[Begin DATA TO PROCESS]

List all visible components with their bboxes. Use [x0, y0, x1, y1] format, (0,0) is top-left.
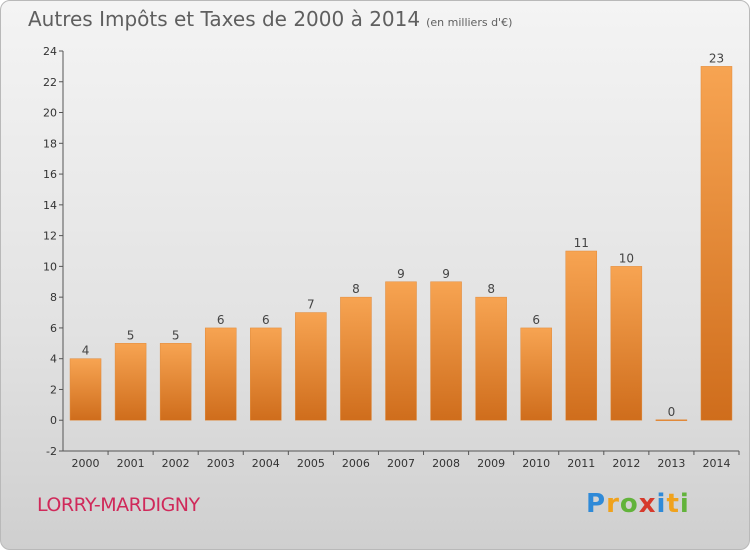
data-label: 23: [709, 51, 724, 65]
data-label: 9: [397, 267, 405, 281]
data-label: 0: [668, 405, 676, 419]
data-label: 11: [574, 236, 589, 250]
y-tick-label: 8: [50, 291, 57, 304]
y-tick-label: 20: [43, 107, 57, 120]
y-tick-label: 2: [50, 383, 57, 396]
x-tick-label: 2008: [432, 457, 460, 470]
bar: [475, 296, 507, 421]
y-tick-label: 12: [43, 230, 57, 243]
title-main: Autres Impôts et Taxes de 2000 à 2014: [28, 7, 421, 31]
x-tick-label: 2013: [657, 457, 685, 470]
x-tick-label: 2001: [117, 457, 145, 470]
chart-bars: [69, 66, 733, 421]
y-tick-label: 4: [50, 353, 57, 366]
data-label: 6: [262, 313, 270, 327]
logo-letter: P: [586, 489, 607, 519]
logo-letter: t: [666, 489, 680, 519]
chart-title: Autres Impôts et Taxes de 2000 à 2014 (en…: [28, 7, 512, 31]
logo-letter: x: [638, 489, 657, 519]
x-tick-label: 2004: [252, 457, 280, 470]
data-label: 6: [532, 313, 540, 327]
bar: [430, 281, 462, 421]
x-tick-label: 2006: [342, 457, 370, 470]
data-label: 7: [307, 298, 315, 312]
bar: [655, 419, 688, 421]
bar: [340, 296, 372, 421]
x-tick-label: 2014: [702, 457, 730, 470]
proxiti-logo: Proxiti: [586, 489, 690, 519]
data-label: 5: [172, 328, 180, 342]
bar: [204, 327, 237, 421]
x-tick-label: 2007: [387, 457, 415, 470]
bar: [114, 343, 147, 421]
logo-letter: r: [606, 489, 620, 519]
x-tick-label: 2005: [297, 457, 325, 470]
y-tick-label: 16: [43, 168, 57, 181]
chart-data-labels: 4 5 5 6 6 7 8 9 9 8 6 11 10 0 23: [82, 51, 724, 419]
x-tick-label: 2012: [612, 457, 640, 470]
x-tick-label: 2003: [207, 457, 235, 470]
bar: [295, 312, 327, 421]
data-label: 8: [352, 282, 360, 296]
bar: [250, 327, 282, 421]
y-tick-label: 6: [50, 322, 57, 335]
y-tick-label: 10: [43, 260, 57, 273]
data-label: 6: [217, 313, 225, 327]
bar: [69, 358, 102, 421]
bar: [520, 327, 552, 421]
bar: [159, 343, 192, 421]
title-unit: (en milliers d'€): [426, 16, 513, 29]
x-tick-label: 2010: [522, 457, 550, 470]
y-tick-label: 24: [43, 45, 57, 58]
commune-name: LORRY-MARDIGNY: [37, 494, 200, 516]
y-tick-label: 18: [43, 137, 57, 150]
bar: [565, 250, 598, 421]
y-tick-label: 0: [50, 414, 57, 427]
y-tick-label: 14: [43, 199, 57, 212]
logo-letter: i: [656, 489, 667, 519]
y-tick-label: -2: [46, 445, 57, 458]
data-label: 8: [487, 282, 495, 296]
logo-letter: i: [679, 489, 690, 519]
data-label: 4: [82, 344, 90, 358]
y-tick-label: 22: [43, 76, 57, 89]
x-tick-label: 2009: [477, 457, 505, 470]
bar: [610, 266, 643, 421]
data-label: 9: [442, 267, 450, 281]
x-tick-label: 2011: [567, 457, 595, 470]
data-label: 5: [127, 328, 135, 342]
logo-letter: o: [619, 489, 639, 519]
x-tick-label: 2000: [72, 457, 100, 470]
bar: [385, 281, 417, 421]
data-label: 10: [619, 251, 634, 265]
bar: [700, 66, 733, 421]
x-tick-label: 2002: [162, 457, 190, 470]
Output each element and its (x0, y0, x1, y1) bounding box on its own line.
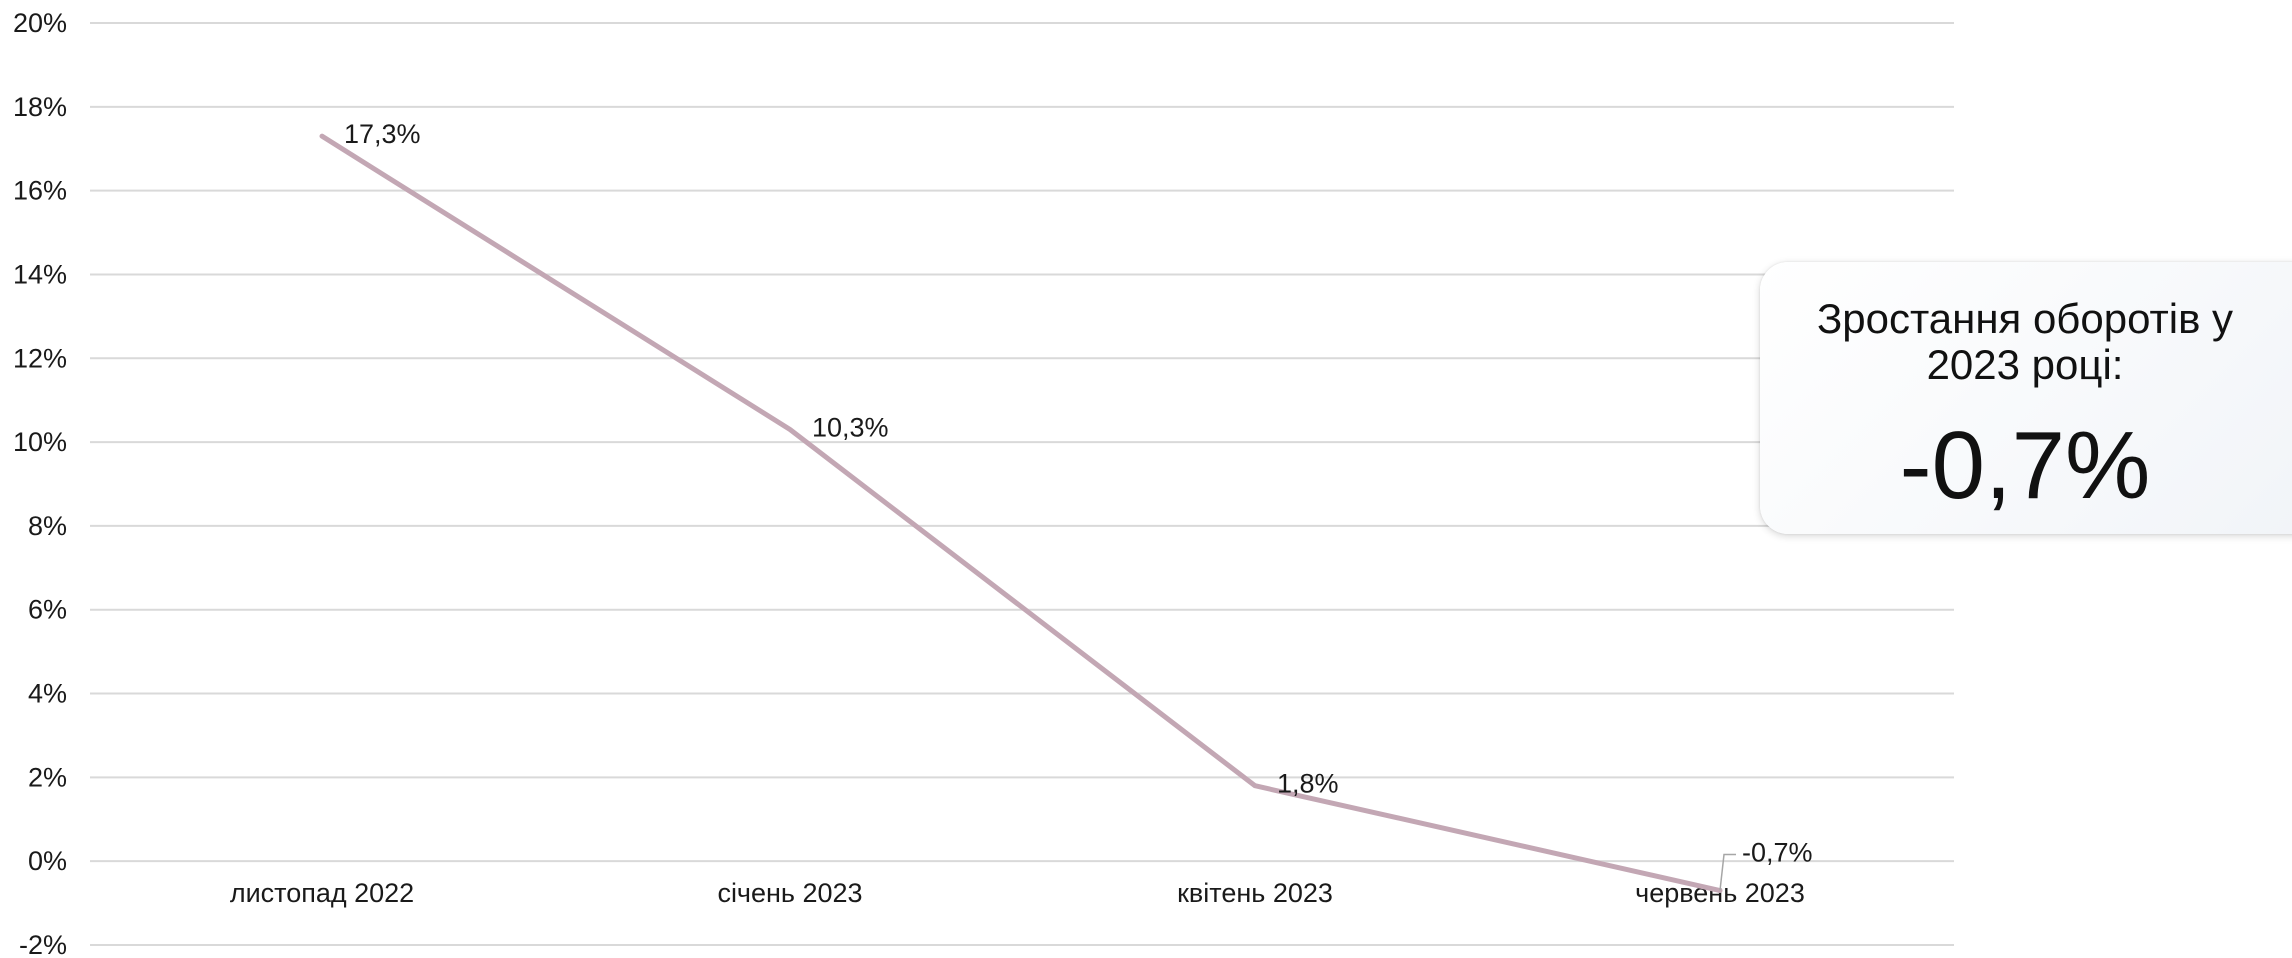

[End DATA TO PROCESS]

WORK INSTRUCTIONS: Please count how many lines in the material above contain the string "logo" and reply with that number alone.

ANSWER TO THE EXERCISE: 8